> Given instruction
Each entry below must be repeated word for word.

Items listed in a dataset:
▬▬▬

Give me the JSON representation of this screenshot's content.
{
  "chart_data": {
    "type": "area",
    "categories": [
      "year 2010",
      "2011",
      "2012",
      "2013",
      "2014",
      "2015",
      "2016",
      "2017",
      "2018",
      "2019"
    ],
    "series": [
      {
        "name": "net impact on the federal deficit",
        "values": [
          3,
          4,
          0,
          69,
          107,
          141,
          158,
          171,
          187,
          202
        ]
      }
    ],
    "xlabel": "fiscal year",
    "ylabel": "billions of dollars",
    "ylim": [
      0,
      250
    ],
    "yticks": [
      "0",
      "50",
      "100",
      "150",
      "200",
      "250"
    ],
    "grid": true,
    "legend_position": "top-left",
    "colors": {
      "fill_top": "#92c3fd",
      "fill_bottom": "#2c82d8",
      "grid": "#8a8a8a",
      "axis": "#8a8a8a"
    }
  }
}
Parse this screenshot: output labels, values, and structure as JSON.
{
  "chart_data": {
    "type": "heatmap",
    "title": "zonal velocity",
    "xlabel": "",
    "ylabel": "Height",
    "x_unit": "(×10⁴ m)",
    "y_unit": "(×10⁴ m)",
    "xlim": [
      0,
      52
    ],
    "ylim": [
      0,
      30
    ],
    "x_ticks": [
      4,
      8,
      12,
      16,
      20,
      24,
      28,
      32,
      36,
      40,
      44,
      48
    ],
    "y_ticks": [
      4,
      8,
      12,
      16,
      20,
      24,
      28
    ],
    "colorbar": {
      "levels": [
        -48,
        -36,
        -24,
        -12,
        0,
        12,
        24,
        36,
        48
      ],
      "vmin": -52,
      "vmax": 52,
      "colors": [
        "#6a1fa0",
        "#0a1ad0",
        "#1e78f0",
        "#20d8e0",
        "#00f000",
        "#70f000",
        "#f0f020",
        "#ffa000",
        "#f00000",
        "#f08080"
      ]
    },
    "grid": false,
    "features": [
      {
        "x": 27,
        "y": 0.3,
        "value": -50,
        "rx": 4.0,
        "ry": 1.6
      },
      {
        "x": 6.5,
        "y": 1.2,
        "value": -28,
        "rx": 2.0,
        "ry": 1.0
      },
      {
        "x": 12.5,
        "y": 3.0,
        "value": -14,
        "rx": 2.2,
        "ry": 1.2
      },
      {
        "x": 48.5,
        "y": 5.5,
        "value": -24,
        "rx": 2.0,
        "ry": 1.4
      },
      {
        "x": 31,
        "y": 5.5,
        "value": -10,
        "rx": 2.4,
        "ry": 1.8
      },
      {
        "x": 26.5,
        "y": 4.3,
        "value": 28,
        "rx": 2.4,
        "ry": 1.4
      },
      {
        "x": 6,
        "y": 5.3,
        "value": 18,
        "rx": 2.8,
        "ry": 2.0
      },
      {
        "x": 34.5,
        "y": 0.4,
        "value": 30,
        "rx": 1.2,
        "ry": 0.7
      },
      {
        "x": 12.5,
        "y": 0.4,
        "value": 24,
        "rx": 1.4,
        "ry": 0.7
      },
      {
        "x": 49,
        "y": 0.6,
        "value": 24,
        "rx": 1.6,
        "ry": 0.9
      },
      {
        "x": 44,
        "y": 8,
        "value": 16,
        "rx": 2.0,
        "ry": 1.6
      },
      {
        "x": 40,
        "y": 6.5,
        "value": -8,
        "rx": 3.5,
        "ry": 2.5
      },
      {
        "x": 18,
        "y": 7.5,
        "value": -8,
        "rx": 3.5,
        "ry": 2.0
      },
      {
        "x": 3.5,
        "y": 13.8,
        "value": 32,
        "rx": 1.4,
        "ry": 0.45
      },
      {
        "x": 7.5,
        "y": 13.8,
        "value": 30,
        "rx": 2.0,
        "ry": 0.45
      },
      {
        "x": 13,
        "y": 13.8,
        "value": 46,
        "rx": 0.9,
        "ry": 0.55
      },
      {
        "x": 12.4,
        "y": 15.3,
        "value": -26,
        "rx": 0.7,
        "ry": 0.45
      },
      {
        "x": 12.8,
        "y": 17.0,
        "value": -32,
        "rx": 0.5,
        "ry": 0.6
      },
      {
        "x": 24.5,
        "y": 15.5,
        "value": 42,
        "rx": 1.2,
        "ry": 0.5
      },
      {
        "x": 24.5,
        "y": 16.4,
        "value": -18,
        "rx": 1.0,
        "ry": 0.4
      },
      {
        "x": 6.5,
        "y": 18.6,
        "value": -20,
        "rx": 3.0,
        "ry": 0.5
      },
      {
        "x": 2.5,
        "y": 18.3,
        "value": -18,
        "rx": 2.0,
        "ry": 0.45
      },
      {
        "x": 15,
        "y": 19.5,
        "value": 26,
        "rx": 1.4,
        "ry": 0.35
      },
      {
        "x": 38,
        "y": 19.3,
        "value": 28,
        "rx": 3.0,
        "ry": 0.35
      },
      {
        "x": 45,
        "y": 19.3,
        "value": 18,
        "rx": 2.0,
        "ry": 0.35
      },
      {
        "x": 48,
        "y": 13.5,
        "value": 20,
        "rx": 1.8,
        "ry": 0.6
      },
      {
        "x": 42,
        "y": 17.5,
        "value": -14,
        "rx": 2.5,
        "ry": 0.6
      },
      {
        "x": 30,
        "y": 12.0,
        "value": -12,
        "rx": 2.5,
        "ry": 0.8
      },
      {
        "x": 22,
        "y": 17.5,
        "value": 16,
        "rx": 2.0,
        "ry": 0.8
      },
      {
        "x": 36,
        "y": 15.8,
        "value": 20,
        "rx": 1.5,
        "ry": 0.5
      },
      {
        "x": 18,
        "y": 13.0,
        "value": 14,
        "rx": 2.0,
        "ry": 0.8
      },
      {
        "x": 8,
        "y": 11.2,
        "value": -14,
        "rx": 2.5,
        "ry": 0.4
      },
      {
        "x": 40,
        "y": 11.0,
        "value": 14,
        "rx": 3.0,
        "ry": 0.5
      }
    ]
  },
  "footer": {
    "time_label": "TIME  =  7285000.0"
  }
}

▬▬▬

> Answer for this exercise
Give me the JSON representation of this screenshot's content.
{
  "chart_data": {
    "type": "area",
    "categories": [
      "year 2010",
      "2011",
      "2012",
      "2013",
      "2014",
      "2015",
      "2016",
      "2017",
      "2018",
      "2019"
    ],
    "series": [
      {
        "name": "net impact on the federal deficit",
        "values": [
          3,
          4,
          0,
          69,
          107,
          141,
          158,
          171,
          187,
          202
        ]
      }
    ],
    "xlabel": "fiscal year",
    "ylabel": "billions of dollars",
    "ylim": [
      0,
      250
    ],
    "yticks": [
      "0",
      "50",
      "100",
      "150",
      "200",
      "250"
    ],
    "grid": true,
    "legend_position": "top-left",
    "colors": {
      "fill_top": "#92c3fd",
      "fill_bottom": "#2c82d8",
      "grid": "#8a8a8a",
      "axis": "#8a8a8a"
    }
  }
}
Parse this screenshot: output labels, values, and structure as JSON.
{
  "chart_data": {
    "type": "heatmap",
    "title": "zonal velocity",
    "xlabel": "",
    "ylabel": "Height",
    "x_unit": "(×10⁴ m)",
    "y_unit": "(×10⁴ m)",
    "xlim": [
      0,
      52
    ],
    "ylim": [
      0,
      30
    ],
    "x_ticks": [
      4,
      8,
      12,
      16,
      20,
      24,
      28,
      32,
      36,
      40,
      44,
      48
    ],
    "y_ticks": [
      4,
      8,
      12,
      16,
      20,
      24,
      28
    ],
    "colorbar": {
      "levels": [
        -48,
        -36,
        -24,
        -12,
        0,
        12,
        24,
        36,
        48
      ],
      "vmin": -52,
      "vmax": 52,
      "colors": [
        "#6a1fa0",
        "#0a1ad0",
        "#1e78f0",
        "#20d8e0",
        "#00f000",
        "#70f000",
        "#f0f020",
        "#ffa000",
        "#f00000",
        "#f08080"
      ]
    },
    "grid": false,
    "features": [
      {
        "x": 27,
        "y": 0.3,
        "value": -50,
        "rx": 4.0,
        "ry": 1.6
      },
      {
        "x": 6.5,
        "y": 1.2,
        "value": -28,
        "rx": 2.0,
        "ry": 1.0
      },
      {
        "x": 12.5,
        "y": 3.0,
        "value": -14,
        "rx": 2.2,
        "ry": 1.2
      },
      {
        "x": 48.5,
        "y": 5.5,
        "value": -24,
        "rx": 2.0,
        "ry": 1.4
      },
      {
        "x": 31,
        "y": 5.5,
        "value": -10,
        "rx": 2.4,
        "ry": 1.8
      },
      {
        "x": 26.5,
        "y": 4.3,
        "value": 28,
        "rx": 2.4,
        "ry": 1.4
      },
      {
        "x": 6,
        "y": 5.3,
        "value": 18,
        "rx": 2.8,
        "ry": 2.0
      },
      {
        "x": 34.5,
        "y": 0.4,
        "value": 30,
        "rx": 1.2,
        "ry": 0.7
      },
      {
        "x": 12.5,
        "y": 0.4,
        "value": 24,
        "rx": 1.4,
        "ry": 0.7
      },
      {
        "x": 49,
        "y": 0.6,
        "value": 24,
        "rx": 1.6,
        "ry": 0.9
      },
      {
        "x": 44,
        "y": 8,
        "value": 16,
        "rx": 2.0,
        "ry": 1.6
      },
      {
        "x": 40,
        "y": 6.5,
        "value": -8,
        "rx": 3.5,
        "ry": 2.5
      },
      {
        "x": 18,
        "y": 7.5,
        "value": -8,
        "rx": 3.5,
        "ry": 2.0
      },
      {
        "x": 3.5,
        "y": 13.8,
        "value": 32,
        "rx": 1.4,
        "ry": 0.45
      },
      {
        "x": 7.5,
        "y": 13.8,
        "value": 30,
        "rx": 2.0,
        "ry": 0.45
      },
      {
        "x": 13,
        "y": 13.8,
        "value": 46,
        "rx": 0.9,
        "ry": 0.55
      },
      {
        "x": 12.4,
        "y": 15.3,
        "value": -26,
        "rx": 0.7,
        "ry": 0.45
      },
      {
        "x": 12.8,
        "y": 17.0,
        "value": -32,
        "rx": 0.5,
        "ry": 0.6
      },
      {
        "x": 24.5,
        "y": 15.5,
        "value": 42,
        "rx": 1.2,
        "ry": 0.5
      },
      {
        "x": 24.5,
        "y": 16.4,
        "value": -18,
        "rx": 1.0,
        "ry": 0.4
      },
      {
        "x": 6.5,
        "y": 18.6,
        "value": -20,
        "rx": 3.0,
        "ry": 0.5
      },
      {
        "x": 2.5,
        "y": 18.3,
        "value": -18,
        "rx": 2.0,
        "ry": 0.45
      },
      {
        "x": 15,
        "y": 19.5,
        "value": 26,
        "rx": 1.4,
        "ry": 0.35
      },
      {
        "x": 38,
        "y": 19.3,
        "value": 28,
        "rx": 3.0,
        "ry": 0.35
      },
      {
        "x": 45,
        "y": 19.3,
        "value": 18,
        "rx": 2.0,
        "ry": 0.35
      },
      {
        "x": 48,
        "y": 13.5,
        "value": 20,
        "rx": 1.8,
        "ry": 0.6
      },
      {
        "x": 42,
        "y": 17.5,
        "value": -14,
        "rx": 2.5,
        "ry": 0.6
      },
      {
        "x": 30,
        "y": 12.0,
        "value": -12,
        "rx": 2.5,
        "ry": 0.8
      },
      {
        "x": 22,
        "y": 17.5,
        "value": 16,
        "rx": 2.0,
        "ry": 0.8
      },
      {
        "x": 36,
        "y": 15.8,
        "value": 20,
        "rx": 1.5,
        "ry": 0.5
      },
      {
        "x": 18,
        "y": 13.0,
        "value": 14,
        "rx": 2.0,
        "ry": 0.8
      },
      {
        "x": 8,
        "y": 11.2,
        "value": -14,
        "rx": 2.5,
        "ry": 0.4
      },
      {
        "x": 40,
        "y": 11.0,
        "value": 14,
        "rx": 3.0,
        "ry": 0.5
      }
    ]
  },
  "footer": {
    "time_label": "TIME  =  7285000.0"
  }
}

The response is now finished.